[Texto propuesto]

Mañana soleada

Opinion

jilguerojuanamorenomolina¡Qué sería de nosotros sin el sol!

El sol aparece triunfante en el horizonte pletórico de luz y con ganas de acometer su tarea, que es la de alumbrarnos las doce horas del día, como si hubiera estado, al igual que nosotros, descansando toda la noche. Pero todos sabemos de su pluriempleo en otras partes del globo. 

Su caricia vespertina llega hasta mi ventana, envolviéndome en su calidez mientras preparo mi desayuno. Esa luz y el canto de los gallos a lo lejos compiten en el despertar del mundo: mi mundo. 

Allí, al fondo del jardín, están los bulliciosos gorriones saltando en las ramas de los pinos marinos, y admiro cómo brillan las gotas de rocío que, a modo de pequeños diamantes, penden de sus acículas. 

No me resisto a tanto regalo y salgo, arrebujada en mi vieja manta, a desayunar fuera, bajo el porche, al socaire de la relentada. Desde mi posición escucho el saludo del mar al nuevo día y me atrevo a pensar que también me saluda a mí, invitándome a disfrutar de sus frías y reconstituyentes aguas. Cosa que no haré esperar.
 
Vuelvo a por la fruta que dejé en la ventana y me paro en seco. ¡Qué maravilla! Un pajarillo está probando mi desayuno. Con sigilo voy a por mi cámara; no quiero perderme este magnífico momento. 

Creo que conseguí una buena instantánea.

Avanza el día tranquilo. Los pájaros se van, quedando la mañana atrás y, como dueño absoluto y tirano del resto de la jornada, queda este sol, que disfrutamos unas veces y, otras combatimos refrescándonos en el mecer de las olas de nuestras playas o disfrutando de sus aprisionadas aguas, acompañados en todo momento de los graznidos de las gaviotas y la vista de pequeñas aves migratorias que picotean aquí y allá dando saltitos entre los charcos, recuperando fuerzas para seguir su ruta. 

Acaba el día y vuelven los pajarillos a por los “chuches de pájaros “que deja mi hija en una especie de percha para loros, mientras admiro embelesada cómo este poderoso astro se va marchando, ufano y satisfecho por el deber cumplido, sin dejar de lanzar bellos colores como advirtiendo: volveré… 

Y yo lo esperaré cada mañana, hasta que deje de brillar para mí.

[/Texto propuesto]

◆ **Enunciado**:
Actualiza el texto propuesto: copia todo lo que va desde "Allí, al fondo" hasta "una buena instantánea.", y cambia "gorriones" por "mirlos". Los registros no tienen ningún papel en este trabajo.

[Listado de registros]

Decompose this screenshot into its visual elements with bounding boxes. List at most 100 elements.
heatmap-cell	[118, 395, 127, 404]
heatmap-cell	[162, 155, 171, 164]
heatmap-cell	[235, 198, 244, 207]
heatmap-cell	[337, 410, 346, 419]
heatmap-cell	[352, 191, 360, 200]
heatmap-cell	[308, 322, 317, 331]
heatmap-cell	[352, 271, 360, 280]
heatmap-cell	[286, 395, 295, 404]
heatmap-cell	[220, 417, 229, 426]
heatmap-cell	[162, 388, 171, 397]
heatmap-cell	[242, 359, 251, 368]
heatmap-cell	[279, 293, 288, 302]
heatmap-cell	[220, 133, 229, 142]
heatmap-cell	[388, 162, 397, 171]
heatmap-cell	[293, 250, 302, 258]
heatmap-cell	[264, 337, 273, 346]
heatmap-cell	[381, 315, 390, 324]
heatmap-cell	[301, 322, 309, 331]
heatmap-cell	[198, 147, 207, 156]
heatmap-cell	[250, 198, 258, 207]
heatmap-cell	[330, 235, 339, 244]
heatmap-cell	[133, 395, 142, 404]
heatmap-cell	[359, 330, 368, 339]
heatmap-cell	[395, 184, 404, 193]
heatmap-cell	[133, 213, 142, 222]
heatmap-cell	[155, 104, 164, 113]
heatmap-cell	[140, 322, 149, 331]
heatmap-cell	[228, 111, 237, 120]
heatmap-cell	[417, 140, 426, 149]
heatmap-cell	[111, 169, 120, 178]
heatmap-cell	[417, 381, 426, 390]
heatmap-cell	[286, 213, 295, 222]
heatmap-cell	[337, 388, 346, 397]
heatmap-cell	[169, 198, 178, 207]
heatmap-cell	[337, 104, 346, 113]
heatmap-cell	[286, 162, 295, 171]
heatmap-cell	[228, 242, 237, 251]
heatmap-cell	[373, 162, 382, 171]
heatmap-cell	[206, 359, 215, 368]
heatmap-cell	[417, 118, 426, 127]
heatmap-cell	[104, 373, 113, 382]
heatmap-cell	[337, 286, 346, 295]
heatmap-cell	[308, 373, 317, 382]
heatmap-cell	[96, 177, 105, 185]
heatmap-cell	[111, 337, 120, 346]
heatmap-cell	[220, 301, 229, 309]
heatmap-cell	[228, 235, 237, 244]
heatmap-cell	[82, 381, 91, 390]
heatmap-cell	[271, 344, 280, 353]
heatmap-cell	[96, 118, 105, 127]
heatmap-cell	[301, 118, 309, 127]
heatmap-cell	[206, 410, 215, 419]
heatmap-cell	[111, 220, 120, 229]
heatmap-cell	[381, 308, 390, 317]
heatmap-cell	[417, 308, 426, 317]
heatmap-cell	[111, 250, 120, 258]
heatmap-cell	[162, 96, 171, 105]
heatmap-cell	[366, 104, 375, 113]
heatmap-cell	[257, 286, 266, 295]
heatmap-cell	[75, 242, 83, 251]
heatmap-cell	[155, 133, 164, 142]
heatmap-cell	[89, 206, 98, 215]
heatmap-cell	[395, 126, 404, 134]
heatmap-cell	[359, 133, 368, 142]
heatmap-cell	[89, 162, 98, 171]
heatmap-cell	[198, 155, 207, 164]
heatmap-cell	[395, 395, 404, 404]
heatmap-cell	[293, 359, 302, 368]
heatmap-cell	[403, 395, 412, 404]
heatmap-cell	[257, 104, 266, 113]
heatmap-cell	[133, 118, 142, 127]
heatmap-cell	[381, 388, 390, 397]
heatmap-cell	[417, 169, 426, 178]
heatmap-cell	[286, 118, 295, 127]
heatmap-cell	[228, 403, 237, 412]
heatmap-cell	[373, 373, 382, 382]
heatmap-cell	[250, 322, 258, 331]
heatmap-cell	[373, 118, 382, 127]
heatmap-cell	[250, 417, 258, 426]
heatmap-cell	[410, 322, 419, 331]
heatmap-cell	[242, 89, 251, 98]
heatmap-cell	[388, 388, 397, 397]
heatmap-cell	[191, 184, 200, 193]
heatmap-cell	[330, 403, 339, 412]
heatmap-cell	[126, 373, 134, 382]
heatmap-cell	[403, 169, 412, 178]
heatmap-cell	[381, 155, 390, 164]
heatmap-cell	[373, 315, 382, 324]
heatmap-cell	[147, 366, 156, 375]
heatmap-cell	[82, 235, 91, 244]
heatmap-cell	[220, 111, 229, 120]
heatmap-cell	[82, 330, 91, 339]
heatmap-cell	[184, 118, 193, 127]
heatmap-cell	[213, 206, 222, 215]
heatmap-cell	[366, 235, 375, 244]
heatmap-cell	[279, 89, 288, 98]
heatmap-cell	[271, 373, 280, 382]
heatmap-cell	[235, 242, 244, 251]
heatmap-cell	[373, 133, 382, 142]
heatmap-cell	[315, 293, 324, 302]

[/Listado de registros]

◆ **Solución**:
Allí, al fondo del jardín, están los bulliciosos mirlos saltando en las ramas de los pinos marinos, y admiro cómo brillan las gotas de rocío que, a modo de pequeños diamantes, penden de sus acículas. 

No me resisto a tanto regalo y salgo, arrebujada en mi vieja manta, a desayunar fuera, bajo el porche, al socaire de la relentada. Desde mi posición escucho el saludo del mar al nuevo día y me atrevo a pensar que también me saluda a mí, invitándome a disfrutar de sus frías y reconstituyentes aguas. Cosa que no haré esperar.
 
Vuelvo a por la fruta que dejé en la ventana y me paro en seco. ¡Qué maravilla! Un pajarillo está probando mi desayuno. Con sigilo voy a por mi cámara; no quiero perderme este magnífico momento. 

Creo que conseguí una buena instantánea.